Requirements: Arrange every line of the data below as a numbered list, leaving out any blank lines.
----- Input material -----
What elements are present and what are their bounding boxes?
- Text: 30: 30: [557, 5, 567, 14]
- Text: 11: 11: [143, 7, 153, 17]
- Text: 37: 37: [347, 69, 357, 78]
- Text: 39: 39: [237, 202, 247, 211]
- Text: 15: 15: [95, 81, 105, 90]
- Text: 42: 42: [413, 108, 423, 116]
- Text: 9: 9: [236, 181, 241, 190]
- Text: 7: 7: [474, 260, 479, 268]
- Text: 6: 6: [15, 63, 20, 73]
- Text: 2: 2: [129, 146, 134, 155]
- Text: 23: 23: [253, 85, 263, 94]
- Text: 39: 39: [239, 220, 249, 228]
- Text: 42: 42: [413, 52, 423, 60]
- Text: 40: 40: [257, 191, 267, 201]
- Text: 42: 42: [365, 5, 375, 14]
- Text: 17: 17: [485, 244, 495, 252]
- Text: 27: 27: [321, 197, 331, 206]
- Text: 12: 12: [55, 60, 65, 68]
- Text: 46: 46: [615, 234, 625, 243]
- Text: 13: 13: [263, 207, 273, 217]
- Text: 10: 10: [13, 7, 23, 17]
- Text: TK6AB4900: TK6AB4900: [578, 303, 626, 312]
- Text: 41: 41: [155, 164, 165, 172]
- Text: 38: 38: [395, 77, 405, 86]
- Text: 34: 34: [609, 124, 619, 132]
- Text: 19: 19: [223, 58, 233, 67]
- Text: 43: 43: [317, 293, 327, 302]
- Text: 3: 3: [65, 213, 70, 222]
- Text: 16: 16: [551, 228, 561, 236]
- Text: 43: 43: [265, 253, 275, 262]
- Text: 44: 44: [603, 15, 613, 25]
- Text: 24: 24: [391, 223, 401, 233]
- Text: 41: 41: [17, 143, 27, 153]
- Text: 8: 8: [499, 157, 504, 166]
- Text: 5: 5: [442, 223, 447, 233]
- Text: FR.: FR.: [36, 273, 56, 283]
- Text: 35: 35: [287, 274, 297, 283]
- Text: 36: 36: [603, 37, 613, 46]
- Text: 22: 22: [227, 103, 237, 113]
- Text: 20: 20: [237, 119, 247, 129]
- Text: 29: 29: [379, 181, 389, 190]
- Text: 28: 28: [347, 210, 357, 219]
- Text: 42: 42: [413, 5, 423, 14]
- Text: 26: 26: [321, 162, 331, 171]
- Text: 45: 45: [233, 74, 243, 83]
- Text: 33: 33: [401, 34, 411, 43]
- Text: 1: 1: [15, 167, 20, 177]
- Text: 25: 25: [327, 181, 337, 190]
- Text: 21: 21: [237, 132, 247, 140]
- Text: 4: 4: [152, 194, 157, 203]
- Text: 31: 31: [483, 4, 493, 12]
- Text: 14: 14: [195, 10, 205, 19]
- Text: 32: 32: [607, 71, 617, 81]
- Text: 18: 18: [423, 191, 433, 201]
-----
Exercise solution:
1. What elements are present and what are their bounding boxes?
2. - Text: 30: 30: [557, 5, 567, 14]
3. - Text: 11: 11: [143, 7, 153, 17]
4. - Text: 37: 37: [347, 69, 357, 78]
5. - Text: 39: 39: [237, 202, 247, 211]
6. - Text: 15: 15: [95, 81, 105, 90]
7. - Text: 42: 42: [413, 108, 423, 116]
8. - Text: 9: 9: [236, 181, 241, 190]
9. - Text: 7: 7: [474, 260, 479, 268]
10. - Text: 6: 6: [15, 63, 20, 73]
11. - Text: 2: 2: [129, 146, 134, 155]
12. - Text: 23: 23: [253, 85, 263, 94]
13. - Text: 39: 39: [239, 220, 249, 228]
14. - Text: 42: 42: [413, 52, 423, 60]
15. - Text: 40: 40: [257, 191, 267, 201]
16. - Text: 42: 42: [365, 5, 375, 14]
17. - Text: 17: 17: [485, 244, 495, 252]
18. - Text: 27: 27: [321, 197, 331, 206]
19. - Text: 12: 12: [55, 60, 65, 68]
20. - Text: 46: 46: [615, 234, 625, 243]
21. - Text: 13: 13: [263, 207, 273, 217]
22. - Text: 10: 10: [13, 7, 23, 17]
23. - Text: TK6AB4900: TK6AB4900: [578, 303, 626, 312]
24. - Text: 41: 41: [155, 164, 165, 172]
25. - Text: 38: 38: [395, 77, 405, 86]
26. - Text: 34: 34: [609, 124, 619, 132]
27. - Text: 19: 19: [223, 58, 233, 67]
28. - Text: 43: 43: [317, 293, 327, 302]
29. - Text: 3: 3: [65, 213, 70, 222]
30. - Text: 16: 16: [551, 228, 561, 236]
31. - Text: 43: 43: [265, 253, 275, 262]
32. - Text: 44: 44: [603, 15, 613, 25]
33. - Text: 24: 24: [391, 223, 401, 233]
34. - Text: 41: 41: [17, 143, 27, 153]
35. - Text: 8: 8: [499, 157, 504, 166]
36. - Text: 5: 5: [442, 223, 447, 233]
37. - Text: FR.: FR.: [36, 273, 56, 283]
38. - Text: 35: 35: [287, 274, 297, 283]
39. - Text: 36: 36: [603, 37, 613, 46]
40. - Text: 22: 22: [227, 103, 237, 113]
41. - Text: 20: 20: [237, 119, 247, 129]
42. - Text: 29: 29: [379, 181, 389, 190]
43. - Text: 28: 28: [347, 210, 357, 219]
44. - Text: 42: 42: [413, 5, 423, 14]
45. - Text: 26: 26: [321, 162, 331, 171]
46. - Text: 45: 45: [233, 74, 243, 83]
47. - Text: 33: 33: [401, 34, 411, 43]
48. - Text: 1: 1: [15, 167, 20, 177]
49. - Text: 25: 25: [327, 181, 337, 190]
50. - Text: 21: 21: [237, 132, 247, 140]
51. - Text: 4: 4: [152, 194, 157, 203]
52. - Text: 31: 31: [483, 4, 493, 12]
53. - Text: 14: 14: [195, 10, 205, 19]
54. - Text: 32: 32: [607, 71, 617, 81]
55. - Text: 18: 18: [423, 191, 433, 201]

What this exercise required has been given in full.